┌────────

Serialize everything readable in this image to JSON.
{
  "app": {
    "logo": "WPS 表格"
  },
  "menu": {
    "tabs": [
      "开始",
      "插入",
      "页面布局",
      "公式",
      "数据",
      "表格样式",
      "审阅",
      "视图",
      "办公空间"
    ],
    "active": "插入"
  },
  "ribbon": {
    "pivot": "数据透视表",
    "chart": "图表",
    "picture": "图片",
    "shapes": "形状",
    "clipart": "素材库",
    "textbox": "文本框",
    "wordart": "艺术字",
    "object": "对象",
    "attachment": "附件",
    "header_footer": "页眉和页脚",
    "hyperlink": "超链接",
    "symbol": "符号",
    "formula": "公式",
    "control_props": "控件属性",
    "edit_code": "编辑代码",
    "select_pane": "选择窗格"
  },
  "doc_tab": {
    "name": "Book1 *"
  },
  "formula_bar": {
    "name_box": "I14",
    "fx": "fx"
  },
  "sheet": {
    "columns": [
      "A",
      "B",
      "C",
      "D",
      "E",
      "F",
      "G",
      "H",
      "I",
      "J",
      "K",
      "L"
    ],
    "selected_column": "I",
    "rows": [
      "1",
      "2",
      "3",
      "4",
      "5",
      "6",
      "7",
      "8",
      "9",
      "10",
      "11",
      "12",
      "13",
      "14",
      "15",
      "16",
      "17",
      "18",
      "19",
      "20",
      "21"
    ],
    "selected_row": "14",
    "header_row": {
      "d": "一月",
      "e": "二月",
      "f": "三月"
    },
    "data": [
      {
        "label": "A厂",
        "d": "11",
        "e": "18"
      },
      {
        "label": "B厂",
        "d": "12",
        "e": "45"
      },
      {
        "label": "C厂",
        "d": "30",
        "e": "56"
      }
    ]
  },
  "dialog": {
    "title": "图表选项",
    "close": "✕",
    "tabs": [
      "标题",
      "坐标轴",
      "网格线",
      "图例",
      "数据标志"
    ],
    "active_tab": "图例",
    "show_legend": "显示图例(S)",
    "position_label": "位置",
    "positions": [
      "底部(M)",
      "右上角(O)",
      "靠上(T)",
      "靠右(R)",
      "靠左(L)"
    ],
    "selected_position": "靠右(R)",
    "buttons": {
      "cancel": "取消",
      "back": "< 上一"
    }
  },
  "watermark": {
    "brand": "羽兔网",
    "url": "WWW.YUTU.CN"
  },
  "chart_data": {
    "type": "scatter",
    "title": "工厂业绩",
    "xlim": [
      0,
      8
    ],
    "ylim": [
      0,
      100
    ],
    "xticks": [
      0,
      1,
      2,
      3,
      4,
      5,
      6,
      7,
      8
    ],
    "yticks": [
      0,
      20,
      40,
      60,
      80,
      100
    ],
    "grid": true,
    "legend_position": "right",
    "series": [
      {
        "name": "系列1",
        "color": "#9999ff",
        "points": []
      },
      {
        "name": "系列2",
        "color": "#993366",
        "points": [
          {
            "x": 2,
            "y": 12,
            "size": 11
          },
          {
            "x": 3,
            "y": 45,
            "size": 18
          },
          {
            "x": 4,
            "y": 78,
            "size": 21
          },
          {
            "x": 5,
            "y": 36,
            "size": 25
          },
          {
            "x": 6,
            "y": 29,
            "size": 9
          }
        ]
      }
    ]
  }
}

└────────

**What is being asked:**
Reproduce each line of the material above precisely.

**Solution to this task:**
Serialize everything readable in this image to JSON.
{
  "app": {
    "logo": "WPS 表格"
  },
  "menu": {
    "tabs": [
      "开始",
      "插入",
      "页面布局",
      "公式",
      "数据",
      "表格样式",
      "审阅",
      "视图",
      "办公空间"
    ],
    "active": "插入"
  },
  "ribbon": {
    "pivot": "数据透视表",
    "chart": "图表",
    "picture": "图片",
    "shapes": "形状",
    "clipart": "素材库",
    "textbox": "文本框",
    "wordart": "艺术字",
    "object": "对象",
    "attachment": "附件",
    "header_footer": "页眉和页脚",
    "hyperlink": "超链接",
    "symbol": "符号",
    "formula": "公式",
    "control_props": "控件属性",
    "edit_code": "编辑代码",
    "select_pane": "选择窗格"
  },
  "doc_tab": {
    "name": "Book1 *"
  },
  "formula_bar": {
    "name_box": "I14",
    "fx": "fx"
  },
  "sheet": {
    "columns": [
      "A",
      "B",
      "C",
      "D",
      "E",
      "F",
      "G",
      "H",
      "I",
      "J",
      "K",
      "L"
    ],
    "selected_column": "I",
    "rows": [
      "1",
      "2",
      "3",
      "4",
      "5",
      "6",
      "7",
      "8",
      "9",
      "10",
      "11",
      "12",
      "13",
      "14",
      "15",
      "16",
      "17",
      "18",
      "19",
      "20",
      "21"
    ],
    "selected_row": "14",
    "header_row": {
      "d": "一月",
      "e": "二月",
      "f": "三月"
    },
    "data": [
      {
        "label": "A厂",
        "d": "11",
        "e": "18"
      },
      {
        "label": "B厂",
        "d": "12",
        "e": "45"
      },
      {
        "label": "C厂",
        "d": "30",
        "e": "56"
      }
    ]
  },
  "dialog": {
    "title": "图表选项",
    "close": "✕",
    "tabs": [
      "标题",
      "坐标轴",
      "网格线",
      "图例",
      "数据标志"
    ],
    "active_tab": "图例",
    "show_legend": "显示图例(S)",
    "position_label": "位置",
    "positions": [
      "底部(M)",
      "右上角(O)",
      "靠上(T)",
      "靠右(R)",
      "靠左(L)"
    ],
    "selected_position": "靠右(R)",
    "buttons": {
      "cancel": "取消",
      "back": "< 上一"
    }
  },
  "watermark": {
    "brand": "羽兔网",
    "url": "WWW.YUTU.CN"
  },
  "chart_data": {
    "type": "scatter",
    "title": "工厂业绩",
    "xlim": [
      0,
      8
    ],
    "ylim": [
      0,
      100
    ],
    "xticks": [
      0,
      1,
      2,
      3,
      4,
      5,
      6,
      7,
      8
    ],
    "yticks": [
      0,
      20,
      40,
      60,
      80,
      100
    ],
    "grid": true,
    "legend_position": "right",
    "series": [
      {
        "name": "系列1",
        "color": "#9999ff",
        "points": []
      },
      {
        "name": "系列2",
        "color": "#993366",
        "points": [
          {
            "x": 2,
            "y": 12,
            "size": 11
          },
          {
            "x": 3,
            "y": 45,
            "size": 18
          },
          {
            "x": 4,
            "y": 78,
            "size": 21
          },
          {
            "x": 5,
            "y": 36,
            "size": 25
          },
          {
            "x": 6,
            "y": 29,
            "size": 9
          }
        ]
      }
    ]
  }
}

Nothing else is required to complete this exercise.